** Instructions to follow **
Your task is to write out the complete listing exactly as it is shown.
^^^^
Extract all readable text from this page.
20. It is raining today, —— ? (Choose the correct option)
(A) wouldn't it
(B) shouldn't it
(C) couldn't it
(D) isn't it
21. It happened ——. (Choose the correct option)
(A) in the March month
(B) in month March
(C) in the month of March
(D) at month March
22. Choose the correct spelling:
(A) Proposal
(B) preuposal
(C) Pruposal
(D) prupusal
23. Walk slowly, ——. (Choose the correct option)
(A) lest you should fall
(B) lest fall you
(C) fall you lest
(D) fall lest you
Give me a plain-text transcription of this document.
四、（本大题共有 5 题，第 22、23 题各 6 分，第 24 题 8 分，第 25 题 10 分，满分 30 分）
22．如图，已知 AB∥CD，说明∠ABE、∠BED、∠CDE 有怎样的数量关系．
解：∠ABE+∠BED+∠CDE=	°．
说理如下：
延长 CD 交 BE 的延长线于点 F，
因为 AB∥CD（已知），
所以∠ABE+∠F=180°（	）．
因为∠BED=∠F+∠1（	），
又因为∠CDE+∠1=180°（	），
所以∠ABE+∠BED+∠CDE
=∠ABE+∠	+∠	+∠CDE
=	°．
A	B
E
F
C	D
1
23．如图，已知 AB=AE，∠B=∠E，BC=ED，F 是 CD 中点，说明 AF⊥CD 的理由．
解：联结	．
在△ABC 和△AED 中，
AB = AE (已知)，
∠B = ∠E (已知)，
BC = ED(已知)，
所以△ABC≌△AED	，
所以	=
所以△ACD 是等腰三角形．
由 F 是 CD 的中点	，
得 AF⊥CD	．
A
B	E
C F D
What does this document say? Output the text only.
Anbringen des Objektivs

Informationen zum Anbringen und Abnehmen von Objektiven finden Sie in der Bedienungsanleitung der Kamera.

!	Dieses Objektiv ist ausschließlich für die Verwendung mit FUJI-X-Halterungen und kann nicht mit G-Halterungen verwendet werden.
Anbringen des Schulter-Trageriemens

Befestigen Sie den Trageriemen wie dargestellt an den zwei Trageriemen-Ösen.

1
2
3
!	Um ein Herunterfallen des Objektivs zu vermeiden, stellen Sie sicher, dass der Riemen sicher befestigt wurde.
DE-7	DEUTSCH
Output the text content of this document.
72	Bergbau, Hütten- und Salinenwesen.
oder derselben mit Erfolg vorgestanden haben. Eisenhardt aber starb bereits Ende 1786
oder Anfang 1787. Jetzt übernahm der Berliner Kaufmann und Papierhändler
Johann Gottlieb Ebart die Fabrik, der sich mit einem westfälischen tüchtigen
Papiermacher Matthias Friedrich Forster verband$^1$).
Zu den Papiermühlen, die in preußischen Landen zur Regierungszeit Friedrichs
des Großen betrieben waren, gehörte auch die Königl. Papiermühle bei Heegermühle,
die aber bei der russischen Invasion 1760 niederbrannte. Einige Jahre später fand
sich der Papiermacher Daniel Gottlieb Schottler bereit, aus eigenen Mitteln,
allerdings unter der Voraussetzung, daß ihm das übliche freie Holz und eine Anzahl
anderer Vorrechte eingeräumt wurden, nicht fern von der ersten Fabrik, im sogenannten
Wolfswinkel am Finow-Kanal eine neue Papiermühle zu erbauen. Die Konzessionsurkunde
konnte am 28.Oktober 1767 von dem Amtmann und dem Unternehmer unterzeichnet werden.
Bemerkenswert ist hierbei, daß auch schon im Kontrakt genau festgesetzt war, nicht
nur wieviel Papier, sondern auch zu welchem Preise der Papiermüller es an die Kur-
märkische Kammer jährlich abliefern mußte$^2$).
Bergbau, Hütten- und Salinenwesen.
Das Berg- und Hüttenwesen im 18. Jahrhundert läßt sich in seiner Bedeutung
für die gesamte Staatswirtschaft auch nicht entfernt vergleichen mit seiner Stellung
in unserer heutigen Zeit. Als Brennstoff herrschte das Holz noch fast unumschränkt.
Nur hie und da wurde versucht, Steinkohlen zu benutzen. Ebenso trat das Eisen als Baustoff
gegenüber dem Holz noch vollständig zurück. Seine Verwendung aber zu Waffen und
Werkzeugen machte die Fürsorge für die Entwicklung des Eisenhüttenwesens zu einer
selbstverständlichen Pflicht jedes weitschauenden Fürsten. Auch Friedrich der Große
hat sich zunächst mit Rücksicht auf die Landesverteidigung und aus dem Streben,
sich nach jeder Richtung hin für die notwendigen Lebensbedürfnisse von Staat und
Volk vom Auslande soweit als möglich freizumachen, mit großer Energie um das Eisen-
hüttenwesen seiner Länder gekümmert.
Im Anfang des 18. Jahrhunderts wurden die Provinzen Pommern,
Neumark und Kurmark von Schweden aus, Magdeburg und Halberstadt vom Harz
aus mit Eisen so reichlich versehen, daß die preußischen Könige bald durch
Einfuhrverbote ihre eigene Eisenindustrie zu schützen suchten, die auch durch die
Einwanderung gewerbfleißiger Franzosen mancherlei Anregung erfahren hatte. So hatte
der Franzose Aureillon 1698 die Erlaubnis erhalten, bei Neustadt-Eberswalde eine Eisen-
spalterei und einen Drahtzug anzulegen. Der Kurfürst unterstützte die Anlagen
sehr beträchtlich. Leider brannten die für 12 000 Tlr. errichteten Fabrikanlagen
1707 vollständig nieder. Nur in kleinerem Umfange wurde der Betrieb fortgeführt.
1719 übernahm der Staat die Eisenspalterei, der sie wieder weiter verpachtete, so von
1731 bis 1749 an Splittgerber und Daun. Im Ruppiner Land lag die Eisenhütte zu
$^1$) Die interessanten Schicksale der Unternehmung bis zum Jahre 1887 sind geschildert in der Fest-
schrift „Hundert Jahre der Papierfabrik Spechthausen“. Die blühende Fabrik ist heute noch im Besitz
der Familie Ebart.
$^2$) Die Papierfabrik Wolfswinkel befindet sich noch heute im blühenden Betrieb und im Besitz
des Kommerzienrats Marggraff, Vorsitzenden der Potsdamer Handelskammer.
^^^^
** Right answer **
Extract all readable text from this page.
20. It is raining today, —— ? (Choose the correct option)
(A) wouldn't it
(B) shouldn't it
(C) couldn't it
(D) isn't it
21. It happened ——. (Choose the correct option)
(A) in the March month
(B) in month March
(C) in the month of March
(D) at month March
22. Choose the correct spelling:
(A) Proposal
(B) preuposal
(C) Pruposal
(D) prupusal
23. Walk slowly, ——. (Choose the correct option)
(A) lest you should fall
(B) lest fall you
(C) fall you lest
(D) fall lest you
Give me a plain-text transcription of this document.
四、（本大题共有 5 题，第 22、23 题各 6 分，第 24 题 8 分，第 25 题 10 分，满分 30 分）
22．如图，已知 AB∥CD，说明∠ABE、∠BED、∠CDE 有怎样的数量关系．
解：∠ABE+∠BED+∠CDE=	°．
说理如下：
延长 CD 交 BE 的延长线于点 F，
因为 AB∥CD（已知），
所以∠ABE+∠F=180°（	）．
因为∠BED=∠F+∠1（	），
又因为∠CDE+∠1=180°（	），
所以∠ABE+∠BED+∠CDE
=∠ABE+∠	+∠	+∠CDE
=	°．
A	B
E
F
C	D
1
23．如图，已知 AB=AE，∠B=∠E，BC=ED，F 是 CD 中点，说明 AF⊥CD 的理由．
解：联结	．
在△ABC 和△AED 中，
AB = AE (已知)，
∠B = ∠E (已知)，
BC = ED(已知)，
所以△ABC≌△AED	，
所以	=
所以△ACD 是等腰三角形．
由 F 是 CD 的中点	，
得 AF⊥CD	．
A
B	E
C F D
What does this document say? Output the text only.
Anbringen des Objektivs

Informationen zum Anbringen und Abnehmen von Objektiven finden Sie in der Bedienungsanleitung der Kamera.

!	Dieses Objektiv ist ausschließlich für die Verwendung mit FUJI-X-Halterungen und kann nicht mit G-Halterungen verwendet werden.
Anbringen des Schulter-Trageriemens

Befestigen Sie den Trageriemen wie dargestellt an den zwei Trageriemen-Ösen.

1
2
3
!	Um ein Herunterfallen des Objektivs zu vermeiden, stellen Sie sicher, dass der Riemen sicher befestigt wurde.
DE-7	DEUTSCH
Output the text content of this document.
72	Bergbau, Hütten- und Salinenwesen.
oder derselben mit Erfolg vorgestanden haben. Eisenhardt aber starb bereits Ende 1786
oder Anfang 1787. Jetzt übernahm der Berliner Kaufmann und Papierhändler
Johann Gottlieb Ebart die Fabrik, der sich mit einem westfälischen tüchtigen
Papiermacher Matthias Friedrich Forster verband$^1$).
Zu den Papiermühlen, die in preußischen Landen zur Regierungszeit Friedrichs
des Großen betrieben waren, gehörte auch die Königl. Papiermühle bei Heegermühle,
die aber bei der russischen Invasion 1760 niederbrannte. Einige Jahre später fand
sich der Papiermacher Daniel Gottlieb Schottler bereit, aus eigenen Mitteln,
allerdings unter der Voraussetzung, daß ihm das übliche freie Holz und eine Anzahl
anderer Vorrechte eingeräumt wurden, nicht fern von der ersten Fabrik, im sogenannten
Wolfswinkel am Finow-Kanal eine neue Papiermühle zu erbauen. Die Konzessionsurkunde
konnte am 28.Oktober 1767 von dem Amtmann und dem Unternehmer unterzeichnet werden.
Bemerkenswert ist hierbei, daß auch schon im Kontrakt genau festgesetzt war, nicht
nur wieviel Papier, sondern auch zu welchem Preise der Papiermüller es an die Kur-
märkische Kammer jährlich abliefern mußte$^2$).
Bergbau, Hütten- und Salinenwesen.
Das Berg- und Hüttenwesen im 18. Jahrhundert läßt sich in seiner Bedeutung
für die gesamte Staatswirtschaft auch nicht entfernt vergleichen mit seiner Stellung
in unserer heutigen Zeit. Als Brennstoff herrschte das Holz noch fast unumschränkt.
Nur hie und da wurde versucht, Steinkohlen zu benutzen. Ebenso trat das Eisen als Baustoff
gegenüber dem Holz noch vollständig zurück. Seine Verwendung aber zu Waffen und
Werkzeugen machte die Fürsorge für die Entwicklung des Eisenhüttenwesens zu einer
selbstverständlichen Pflicht jedes weitschauenden Fürsten. Auch Friedrich der Große
hat sich zunächst mit Rücksicht auf die Landesverteidigung und aus dem Streben,
sich nach jeder Richtung hin für die notwendigen Lebensbedürfnisse von Staat und
Volk vom Auslande soweit als möglich freizumachen, mit großer Energie um das Eisen-
hüttenwesen seiner Länder gekümmert.
Im Anfang des 18. Jahrhunderts wurden die Provinzen Pommern,
Neumark und Kurmark von Schweden aus, Magdeburg und Halberstadt vom Harz
aus mit Eisen so reichlich versehen, daß die preußischen Könige bald durch
Einfuhrverbote ihre eigene Eisenindustrie zu schützen suchten, die auch durch die
Einwanderung gewerbfleißiger Franzosen mancherlei Anregung erfahren hatte. So hatte
der Franzose Aureillon 1698 die Erlaubnis erhalten, bei Neustadt-Eberswalde eine Eisen-
spalterei und einen Drahtzug anzulegen. Der Kurfürst unterstützte die Anlagen
sehr beträchtlich. Leider brannten die für 12 000 Tlr. errichteten Fabrikanlagen
1707 vollständig nieder. Nur in kleinerem Umfange wurde der Betrieb fortgeführt.
1719 übernahm der Staat die Eisenspalterei, der sie wieder weiter verpachtete, so von
1731 bis 1749 an Splittgerber und Daun. Im Ruppiner Land lag die Eisenhütte zu
$^1$) Die interessanten Schicksale der Unternehmung bis zum Jahre 1887 sind geschildert in der Fest-
schrift „Hundert Jahre der Papierfabrik Spechthausen“. Die blühende Fabrik ist heute noch im Besitz
der Familie Ebart.
$^2$) Die Papierfabrik Wolfswinkel befindet sich noch heute im blühenden Betrieb und im Besitz
des Kommerzienrats Marggraff, Vorsitzenden der Potsdamer Handelskammer.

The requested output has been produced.